▶ **EXERCISE**: Identify each line holding the string "ملكية" and copy it.

▶ **GIVEN DATA**:
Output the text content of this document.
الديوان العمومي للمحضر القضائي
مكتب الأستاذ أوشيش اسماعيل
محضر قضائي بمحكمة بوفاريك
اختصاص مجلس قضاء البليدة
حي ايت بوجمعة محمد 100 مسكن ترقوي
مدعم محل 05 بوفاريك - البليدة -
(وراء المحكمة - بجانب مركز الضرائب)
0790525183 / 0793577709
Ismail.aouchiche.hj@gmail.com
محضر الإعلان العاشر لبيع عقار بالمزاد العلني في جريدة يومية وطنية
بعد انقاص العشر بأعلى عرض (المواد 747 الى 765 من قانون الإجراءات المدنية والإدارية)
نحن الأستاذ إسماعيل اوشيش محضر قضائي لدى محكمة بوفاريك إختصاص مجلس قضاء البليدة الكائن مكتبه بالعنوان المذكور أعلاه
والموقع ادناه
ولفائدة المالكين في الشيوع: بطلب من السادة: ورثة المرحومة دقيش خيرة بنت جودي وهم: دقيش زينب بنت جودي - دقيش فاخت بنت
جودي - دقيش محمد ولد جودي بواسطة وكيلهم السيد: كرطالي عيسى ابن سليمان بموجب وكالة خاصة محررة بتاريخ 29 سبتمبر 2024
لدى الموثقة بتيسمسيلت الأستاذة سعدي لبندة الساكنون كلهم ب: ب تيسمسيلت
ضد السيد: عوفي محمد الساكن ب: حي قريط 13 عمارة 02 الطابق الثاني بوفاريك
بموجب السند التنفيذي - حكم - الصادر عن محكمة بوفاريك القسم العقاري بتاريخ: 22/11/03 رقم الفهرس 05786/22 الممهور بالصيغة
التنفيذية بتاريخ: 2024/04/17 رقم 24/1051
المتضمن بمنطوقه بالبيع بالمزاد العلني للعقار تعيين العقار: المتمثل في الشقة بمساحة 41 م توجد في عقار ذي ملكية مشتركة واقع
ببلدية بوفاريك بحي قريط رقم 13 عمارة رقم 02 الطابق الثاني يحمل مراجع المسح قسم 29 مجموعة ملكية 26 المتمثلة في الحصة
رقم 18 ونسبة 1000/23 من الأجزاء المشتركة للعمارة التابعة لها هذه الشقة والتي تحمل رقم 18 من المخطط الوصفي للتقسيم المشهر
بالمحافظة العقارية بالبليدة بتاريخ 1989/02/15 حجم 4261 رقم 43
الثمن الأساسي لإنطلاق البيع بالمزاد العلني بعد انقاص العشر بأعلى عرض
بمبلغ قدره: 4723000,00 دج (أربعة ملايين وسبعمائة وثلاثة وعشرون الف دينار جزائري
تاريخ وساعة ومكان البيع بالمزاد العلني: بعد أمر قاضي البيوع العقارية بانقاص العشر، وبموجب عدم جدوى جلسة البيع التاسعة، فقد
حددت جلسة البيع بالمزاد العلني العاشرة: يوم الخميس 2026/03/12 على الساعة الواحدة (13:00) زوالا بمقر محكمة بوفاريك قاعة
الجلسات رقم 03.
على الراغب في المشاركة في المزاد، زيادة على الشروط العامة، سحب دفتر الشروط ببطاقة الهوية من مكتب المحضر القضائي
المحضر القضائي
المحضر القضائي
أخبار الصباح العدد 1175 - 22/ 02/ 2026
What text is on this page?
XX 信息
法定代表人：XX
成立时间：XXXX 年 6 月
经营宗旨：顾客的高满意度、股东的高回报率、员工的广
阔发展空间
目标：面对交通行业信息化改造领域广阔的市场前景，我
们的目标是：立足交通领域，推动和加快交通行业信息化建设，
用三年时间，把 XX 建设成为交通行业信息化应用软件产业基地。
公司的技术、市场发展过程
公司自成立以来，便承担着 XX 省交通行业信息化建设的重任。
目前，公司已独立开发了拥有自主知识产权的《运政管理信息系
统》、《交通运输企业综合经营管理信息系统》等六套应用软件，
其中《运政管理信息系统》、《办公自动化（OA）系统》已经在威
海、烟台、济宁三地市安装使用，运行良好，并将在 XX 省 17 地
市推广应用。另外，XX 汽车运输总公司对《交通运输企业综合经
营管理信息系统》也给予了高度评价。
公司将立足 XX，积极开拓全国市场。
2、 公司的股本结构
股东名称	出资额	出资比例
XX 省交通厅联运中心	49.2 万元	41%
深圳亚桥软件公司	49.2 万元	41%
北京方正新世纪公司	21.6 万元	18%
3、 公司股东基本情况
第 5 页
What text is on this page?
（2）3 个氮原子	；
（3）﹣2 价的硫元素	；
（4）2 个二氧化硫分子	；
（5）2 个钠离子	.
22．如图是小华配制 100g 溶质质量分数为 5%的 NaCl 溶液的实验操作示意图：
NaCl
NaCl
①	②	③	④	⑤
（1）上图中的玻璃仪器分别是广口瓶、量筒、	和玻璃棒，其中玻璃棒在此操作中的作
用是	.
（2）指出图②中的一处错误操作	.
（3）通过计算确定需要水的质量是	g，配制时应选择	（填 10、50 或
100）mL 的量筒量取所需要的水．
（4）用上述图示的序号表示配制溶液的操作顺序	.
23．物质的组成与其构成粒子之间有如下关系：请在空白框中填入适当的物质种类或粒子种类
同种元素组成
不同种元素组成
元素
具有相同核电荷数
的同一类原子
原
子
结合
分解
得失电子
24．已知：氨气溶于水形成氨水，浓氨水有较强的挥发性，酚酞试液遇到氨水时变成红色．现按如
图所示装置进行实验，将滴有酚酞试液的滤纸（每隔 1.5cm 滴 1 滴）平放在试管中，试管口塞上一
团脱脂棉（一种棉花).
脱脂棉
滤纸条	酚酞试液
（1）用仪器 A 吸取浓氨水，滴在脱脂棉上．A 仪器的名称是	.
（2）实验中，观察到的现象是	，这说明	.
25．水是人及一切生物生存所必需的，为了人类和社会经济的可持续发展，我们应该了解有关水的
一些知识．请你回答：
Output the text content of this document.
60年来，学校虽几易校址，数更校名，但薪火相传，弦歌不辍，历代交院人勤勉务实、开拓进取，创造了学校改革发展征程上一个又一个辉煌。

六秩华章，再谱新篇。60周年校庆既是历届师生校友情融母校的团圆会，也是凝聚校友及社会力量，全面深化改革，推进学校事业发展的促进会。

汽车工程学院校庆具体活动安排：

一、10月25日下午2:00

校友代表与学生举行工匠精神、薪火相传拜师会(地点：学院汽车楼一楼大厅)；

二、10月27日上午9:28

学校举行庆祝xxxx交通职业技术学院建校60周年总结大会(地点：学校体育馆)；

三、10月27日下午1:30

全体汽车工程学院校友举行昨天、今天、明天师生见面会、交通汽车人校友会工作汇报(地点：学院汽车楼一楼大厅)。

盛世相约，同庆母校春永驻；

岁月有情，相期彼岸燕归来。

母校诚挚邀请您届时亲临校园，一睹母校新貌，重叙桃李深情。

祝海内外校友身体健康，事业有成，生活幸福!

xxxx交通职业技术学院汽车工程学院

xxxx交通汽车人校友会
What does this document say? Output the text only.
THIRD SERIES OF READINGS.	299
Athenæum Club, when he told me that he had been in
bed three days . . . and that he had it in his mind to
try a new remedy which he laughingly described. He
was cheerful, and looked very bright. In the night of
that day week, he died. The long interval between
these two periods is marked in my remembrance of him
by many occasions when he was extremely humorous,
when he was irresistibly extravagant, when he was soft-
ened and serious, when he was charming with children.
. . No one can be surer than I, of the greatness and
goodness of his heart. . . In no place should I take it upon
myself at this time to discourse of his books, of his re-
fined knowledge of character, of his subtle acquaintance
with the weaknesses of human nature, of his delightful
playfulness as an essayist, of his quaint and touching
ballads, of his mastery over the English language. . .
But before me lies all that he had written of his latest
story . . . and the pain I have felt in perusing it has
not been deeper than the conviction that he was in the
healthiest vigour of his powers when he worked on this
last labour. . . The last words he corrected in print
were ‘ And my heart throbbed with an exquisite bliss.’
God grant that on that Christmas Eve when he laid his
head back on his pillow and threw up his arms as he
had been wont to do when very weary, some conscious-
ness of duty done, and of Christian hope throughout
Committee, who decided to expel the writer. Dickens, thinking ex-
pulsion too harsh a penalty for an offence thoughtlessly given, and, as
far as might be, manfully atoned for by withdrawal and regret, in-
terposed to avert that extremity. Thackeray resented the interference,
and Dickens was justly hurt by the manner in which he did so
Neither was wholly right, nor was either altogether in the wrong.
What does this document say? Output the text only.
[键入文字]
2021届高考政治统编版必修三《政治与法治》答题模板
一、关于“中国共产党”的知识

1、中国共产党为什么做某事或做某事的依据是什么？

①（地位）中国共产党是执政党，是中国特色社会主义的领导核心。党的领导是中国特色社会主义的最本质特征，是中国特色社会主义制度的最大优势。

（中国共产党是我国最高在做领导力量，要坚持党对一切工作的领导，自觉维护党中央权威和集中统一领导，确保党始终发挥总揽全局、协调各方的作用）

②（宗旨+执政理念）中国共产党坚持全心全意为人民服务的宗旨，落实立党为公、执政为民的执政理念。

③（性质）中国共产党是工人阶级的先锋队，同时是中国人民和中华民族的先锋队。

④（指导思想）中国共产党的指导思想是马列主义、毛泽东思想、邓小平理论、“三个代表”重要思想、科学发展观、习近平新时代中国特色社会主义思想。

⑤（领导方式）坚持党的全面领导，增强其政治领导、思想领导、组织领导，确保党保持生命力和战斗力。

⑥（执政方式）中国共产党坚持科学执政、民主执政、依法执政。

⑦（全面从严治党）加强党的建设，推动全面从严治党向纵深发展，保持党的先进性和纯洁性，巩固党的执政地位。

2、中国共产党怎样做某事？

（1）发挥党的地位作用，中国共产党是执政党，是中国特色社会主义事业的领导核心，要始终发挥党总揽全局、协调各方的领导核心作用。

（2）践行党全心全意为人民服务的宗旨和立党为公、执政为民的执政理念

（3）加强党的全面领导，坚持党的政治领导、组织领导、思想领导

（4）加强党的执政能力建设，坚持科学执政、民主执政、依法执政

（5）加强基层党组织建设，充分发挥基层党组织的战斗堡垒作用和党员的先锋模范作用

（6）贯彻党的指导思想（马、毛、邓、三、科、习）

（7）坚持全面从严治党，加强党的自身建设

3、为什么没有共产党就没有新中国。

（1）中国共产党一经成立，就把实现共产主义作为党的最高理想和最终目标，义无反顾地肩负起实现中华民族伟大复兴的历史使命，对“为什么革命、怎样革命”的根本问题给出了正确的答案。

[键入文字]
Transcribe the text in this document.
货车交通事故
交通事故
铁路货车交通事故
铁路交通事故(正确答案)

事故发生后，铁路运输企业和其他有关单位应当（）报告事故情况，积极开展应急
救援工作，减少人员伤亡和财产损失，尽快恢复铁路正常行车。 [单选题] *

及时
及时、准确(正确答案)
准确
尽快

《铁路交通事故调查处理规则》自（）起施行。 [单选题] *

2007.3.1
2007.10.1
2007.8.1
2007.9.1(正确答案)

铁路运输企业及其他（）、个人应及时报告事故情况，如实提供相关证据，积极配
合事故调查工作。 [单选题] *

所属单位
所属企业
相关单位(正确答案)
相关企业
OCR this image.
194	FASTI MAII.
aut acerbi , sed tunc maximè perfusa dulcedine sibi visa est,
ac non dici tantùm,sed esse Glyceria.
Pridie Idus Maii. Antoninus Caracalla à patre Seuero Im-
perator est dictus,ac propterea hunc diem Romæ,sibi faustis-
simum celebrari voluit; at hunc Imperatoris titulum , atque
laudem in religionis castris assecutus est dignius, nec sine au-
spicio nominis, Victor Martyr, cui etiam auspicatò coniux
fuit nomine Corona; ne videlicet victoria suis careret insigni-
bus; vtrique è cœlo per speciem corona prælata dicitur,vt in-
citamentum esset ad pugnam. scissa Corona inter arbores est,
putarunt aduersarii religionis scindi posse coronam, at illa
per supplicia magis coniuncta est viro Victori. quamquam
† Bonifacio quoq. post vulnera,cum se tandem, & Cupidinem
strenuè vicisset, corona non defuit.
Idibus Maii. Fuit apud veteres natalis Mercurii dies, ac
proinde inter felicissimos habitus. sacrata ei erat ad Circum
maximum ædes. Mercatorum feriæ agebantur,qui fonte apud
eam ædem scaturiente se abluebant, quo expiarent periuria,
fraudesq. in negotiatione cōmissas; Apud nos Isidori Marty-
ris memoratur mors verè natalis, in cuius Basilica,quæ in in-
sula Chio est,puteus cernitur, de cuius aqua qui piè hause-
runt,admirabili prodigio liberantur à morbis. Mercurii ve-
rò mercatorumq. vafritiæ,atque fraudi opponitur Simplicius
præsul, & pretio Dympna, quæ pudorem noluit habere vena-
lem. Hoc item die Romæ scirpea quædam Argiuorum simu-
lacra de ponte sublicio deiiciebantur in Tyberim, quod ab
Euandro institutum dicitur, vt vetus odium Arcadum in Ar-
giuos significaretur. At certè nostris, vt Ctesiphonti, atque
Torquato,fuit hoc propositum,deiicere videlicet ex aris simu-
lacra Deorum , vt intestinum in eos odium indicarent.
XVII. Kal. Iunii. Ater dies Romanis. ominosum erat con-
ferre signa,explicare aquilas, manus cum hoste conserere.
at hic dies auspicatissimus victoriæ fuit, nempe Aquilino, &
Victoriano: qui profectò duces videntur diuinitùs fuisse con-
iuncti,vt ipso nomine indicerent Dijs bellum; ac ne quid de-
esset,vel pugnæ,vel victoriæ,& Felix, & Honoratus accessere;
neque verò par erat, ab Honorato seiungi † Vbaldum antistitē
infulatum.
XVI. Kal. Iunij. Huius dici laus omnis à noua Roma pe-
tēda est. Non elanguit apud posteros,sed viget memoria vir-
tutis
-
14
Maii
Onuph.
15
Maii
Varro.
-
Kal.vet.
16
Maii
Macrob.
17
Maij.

▶ **OUTPUT FOR THIS TASK**:
المتضمن بمنطوقه بالبيع بالمزاد العلني للعقار تعيين العقار: المتمثل في الشقة بمساحة 41 م توجد في عقار ذي ملكية مشتركة واقع
ببلدية بوفاريك بحي قريط رقم 13 عمارة رقم 02 الطابق الثاني يحمل مراجع المسح قسم 29 مجموعة ملكية 26 المتمثلة في الحصة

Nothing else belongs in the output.